[Items listed in a dataset]
[Begin]

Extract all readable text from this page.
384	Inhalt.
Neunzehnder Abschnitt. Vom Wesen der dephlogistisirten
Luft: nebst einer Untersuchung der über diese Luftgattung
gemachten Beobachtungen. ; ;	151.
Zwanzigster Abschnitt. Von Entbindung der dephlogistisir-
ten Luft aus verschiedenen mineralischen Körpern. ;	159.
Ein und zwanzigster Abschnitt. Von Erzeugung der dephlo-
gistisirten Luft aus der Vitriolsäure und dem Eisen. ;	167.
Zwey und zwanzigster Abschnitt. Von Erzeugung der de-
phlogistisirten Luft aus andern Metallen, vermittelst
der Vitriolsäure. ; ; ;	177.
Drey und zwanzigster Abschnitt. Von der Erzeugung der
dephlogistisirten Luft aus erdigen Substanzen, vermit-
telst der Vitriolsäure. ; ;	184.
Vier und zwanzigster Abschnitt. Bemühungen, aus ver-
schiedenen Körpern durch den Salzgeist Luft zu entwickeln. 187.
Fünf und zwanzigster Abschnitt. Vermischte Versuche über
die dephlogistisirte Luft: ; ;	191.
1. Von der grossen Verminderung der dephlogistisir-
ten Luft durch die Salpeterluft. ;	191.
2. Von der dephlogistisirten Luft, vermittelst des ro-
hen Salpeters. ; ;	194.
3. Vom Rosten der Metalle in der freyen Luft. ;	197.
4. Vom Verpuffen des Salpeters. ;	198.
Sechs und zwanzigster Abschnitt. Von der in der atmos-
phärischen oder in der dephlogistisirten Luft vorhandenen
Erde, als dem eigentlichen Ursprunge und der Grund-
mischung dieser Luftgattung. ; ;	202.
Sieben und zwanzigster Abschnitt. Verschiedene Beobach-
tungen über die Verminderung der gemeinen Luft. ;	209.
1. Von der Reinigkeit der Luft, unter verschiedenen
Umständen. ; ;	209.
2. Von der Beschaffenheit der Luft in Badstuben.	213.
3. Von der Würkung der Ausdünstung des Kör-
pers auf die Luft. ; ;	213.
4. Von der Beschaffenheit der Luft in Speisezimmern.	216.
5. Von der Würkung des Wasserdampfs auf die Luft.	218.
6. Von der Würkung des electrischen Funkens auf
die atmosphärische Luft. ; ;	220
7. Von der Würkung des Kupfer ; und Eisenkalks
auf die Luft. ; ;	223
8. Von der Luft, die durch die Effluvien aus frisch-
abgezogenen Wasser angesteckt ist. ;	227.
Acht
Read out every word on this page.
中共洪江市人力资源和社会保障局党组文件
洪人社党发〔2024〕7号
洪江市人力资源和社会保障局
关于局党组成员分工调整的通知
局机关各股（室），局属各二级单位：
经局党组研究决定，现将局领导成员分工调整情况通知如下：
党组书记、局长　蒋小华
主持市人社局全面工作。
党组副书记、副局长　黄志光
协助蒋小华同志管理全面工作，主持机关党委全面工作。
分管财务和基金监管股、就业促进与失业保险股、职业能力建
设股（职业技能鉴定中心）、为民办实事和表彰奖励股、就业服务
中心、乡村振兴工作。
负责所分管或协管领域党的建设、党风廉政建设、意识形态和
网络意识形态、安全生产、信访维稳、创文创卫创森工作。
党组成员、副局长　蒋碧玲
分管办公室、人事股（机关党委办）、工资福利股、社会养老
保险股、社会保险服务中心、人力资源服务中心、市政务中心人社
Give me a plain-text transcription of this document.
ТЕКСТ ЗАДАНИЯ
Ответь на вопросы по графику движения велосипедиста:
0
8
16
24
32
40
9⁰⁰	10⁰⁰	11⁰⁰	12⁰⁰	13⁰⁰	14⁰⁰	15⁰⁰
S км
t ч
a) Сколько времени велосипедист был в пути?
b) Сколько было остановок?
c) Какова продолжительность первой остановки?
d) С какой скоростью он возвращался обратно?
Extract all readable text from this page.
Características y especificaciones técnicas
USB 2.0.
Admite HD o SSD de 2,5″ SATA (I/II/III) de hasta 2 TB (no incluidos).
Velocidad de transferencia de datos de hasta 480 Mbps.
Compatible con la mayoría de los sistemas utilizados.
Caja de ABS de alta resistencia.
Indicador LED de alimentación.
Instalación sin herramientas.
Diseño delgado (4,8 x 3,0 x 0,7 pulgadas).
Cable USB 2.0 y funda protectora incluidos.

[End]

• **WRITTEN TASK**: Read the entries and select each line where the word "Salpeters" is found.

• **OUTPUT FOR THIS EXERCISE**:
hen Salpeters. ; ;	194.
4. Vom Verpuffen des Salpeters. ;	198.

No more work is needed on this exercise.